- [TASK DETAILS]:
Pick up the guide on extracting WorldClim climate data and mapping it in R, shown below, and carry it on from its final sentence.

- [DOCUMENT SEGMENT]:
Extracting data and making climate maps using WorldClim datasets

In this guide, i'll show you another way in which you can get climate data, by using WorldClim global climate datasets. This guide will take you through all the steps for downloading, opening, extracting, and plotting the data using R.

I'll show you how you can make some good looking climate maps using WorldClim data, for anywhere in the world. And, the guide will also look at some of the differences between the WorldClim datasets and CRU datasets (we looked at this in earlier guides), and why you might choose to use one or the other.

© 2018 Benjamin Bell. All Rights Reserved. http://www.benjaminbell.co.uk

WorldClim global climate datasets

! This guide was updated on 01/02/2018.
Added reference to RasterStacks, and links to a new guide showing how to use them.
! This guide was written using R version 3.4.2 on Windows 10.

This is part three of my guides for getting climate data and working with it using R. If you missed part one or part two, you can go back and read them, but it is not necessary to have worked through them to follow this guide (although it may help!).

- [DATA SECTION]:
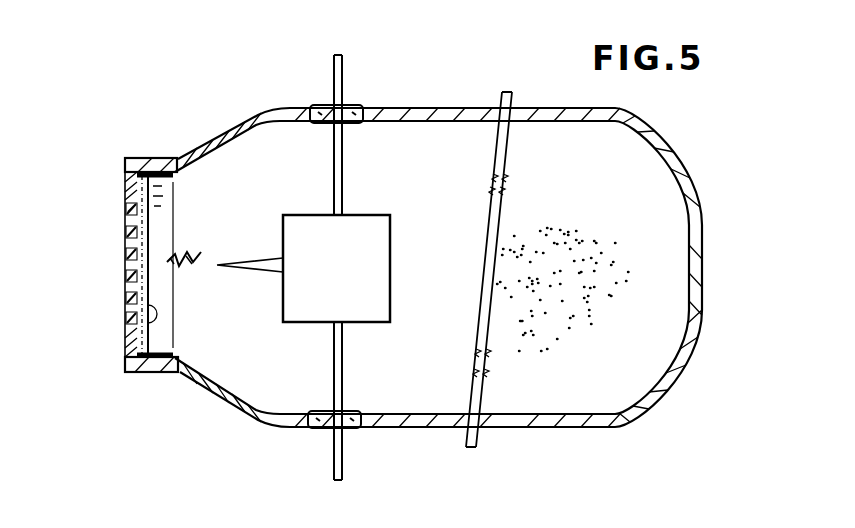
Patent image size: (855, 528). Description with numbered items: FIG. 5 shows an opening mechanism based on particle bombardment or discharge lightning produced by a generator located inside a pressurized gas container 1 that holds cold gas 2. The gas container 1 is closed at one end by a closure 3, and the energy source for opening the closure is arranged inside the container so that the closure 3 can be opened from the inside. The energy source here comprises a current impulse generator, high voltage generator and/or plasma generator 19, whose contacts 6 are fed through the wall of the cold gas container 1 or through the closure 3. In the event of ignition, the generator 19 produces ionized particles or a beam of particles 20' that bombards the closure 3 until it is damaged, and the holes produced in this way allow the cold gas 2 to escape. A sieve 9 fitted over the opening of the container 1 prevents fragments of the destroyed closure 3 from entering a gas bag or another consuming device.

- [RESULT FOR THIS TASK]:
WorldClim is a collection of global gridded climate data "layers", which include temperature (mean, max, min), precipitation, solar radiation, wind speed and water vapour pressure. Unlike CRU datasets which contain data for every month between 1901 and 2016, WorldClim contains monthly averages for the period between 1970 and 2000. However, the resolution of WorldClim is much higher, with grid squares representing an area ~1 km2, versus the ~55 km2 resolution of CRU data. Both datasets are based on weather station data.

WorldClim data is also stored in a different file format. You might remember that CRU data came as NetCDF files, which are basically large data arrays. WorldClim data on the other hand can be download as GeoTiff files. These are essentially image files that contain additional metadata - such as map projection and coordinates.

Ultimately, the dataset you choose to work with will depend on the application, what kind of data you need, and personal preference. CRU data is better for looking at long-term data and identifing trends, while WorldClim might be better if you just want to know the typical climate conditions for an area.

Of course, WorldClim and CRU are not the only climate datasets out there, there are many, many more! But, since most datasets tend to provide either NetCDF or GeoTiff files, you should be able to use these guides as a basis for working with other datasets.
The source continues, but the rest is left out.